======== GIVEN INFORMATION ========

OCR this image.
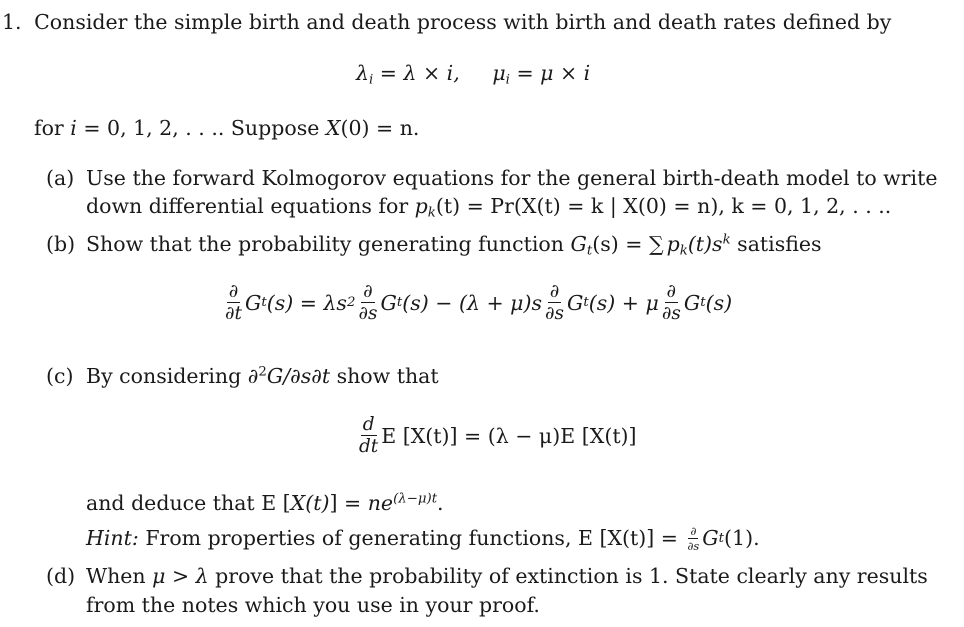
1. Consider the simple birth and death process with birth and death rates defined by
$\lambda_i = \lambda \times i$,     $\mu_i = \mu \times i$
for i = 0, 1, 2, . . .. Suppose X(0) = n.
(a) Use the forward Kolmogorov equations for the general birth-death model to write
down differential equations for $p_k(t) = Pr(X(t) = k$ | X(0) = n), k = 0, 1, 2, . . ..
(b) Show that the probability generating function $G_t(s)$ = ∑ $p_k(t)s^k$ satisfies
$\frac{\partial}{\partial t}$ G t (s) = λs $2 \frac{\partial}{\partial s}$ G t $(s) - (\lambda + \mu)s \frac{\partial}{\partial s}$ G t (s) + μ $\frac{\partial}{\partial s}$ G t (s)
(c) By considering ∂$^2$G/∂s∂t show that
$\frac{d}{dt}$ E [X(t)] = (λ − μ)E [X(t)]
and deduce that E $[X(t)] = ne^{(\lambda-\mu)t}$.
Hint: From properties of generating functions, E $[X(t)] = \frac{\partial}{\partial s}$ G t (1).
(d) When μ > λ prove that the probability of extinction is 1. State clearly any results
from the notes which you use in your proof.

========

=== OBJECTIVE ===
Copy every line above word for word and exclude the pictures.

=== RESPONSE TO THE EXERCISE ===
OCR this image.
1. Consider the simple birth and death process with birth and death rates defined by
$\lambda_i = \lambda \times i$,     $\mu_i = \mu \times i$
for i = 0, 1, 2, . . .. Suppose X(0) = n.
(a) Use the forward Kolmogorov equations for the general birth-death model to write
down differential equations for $p_k(t) = Pr(X(t) = k$ | X(0) = n), k = 0, 1, 2, . . ..
(b) Show that the probability generating function $G_t(s)$ = ∑ $p_k(t)s^k$ satisfies
$\frac{\partial}{\partial t}$ G t (s) = λs $2 \frac{\partial}{\partial s}$ G t $(s) - (\lambda + \mu)s \frac{\partial}{\partial s}$ G t (s) + μ $\frac{\partial}{\partial s}$ G t (s)
(c) By considering ∂$^2$G/∂s∂t show that
$\frac{d}{dt}$ E [X(t)] = (λ − μ)E [X(t)]
and deduce that E $[X(t)] = ne^{(\lambda-\mu)t}$.
Hint: From properties of generating functions, E $[X(t)] = \frac{\partial}{\partial s}$ G t (1).
(d) When μ > λ prove that the probability of extinction is 1. State clearly any results
from the notes which you use in your proof.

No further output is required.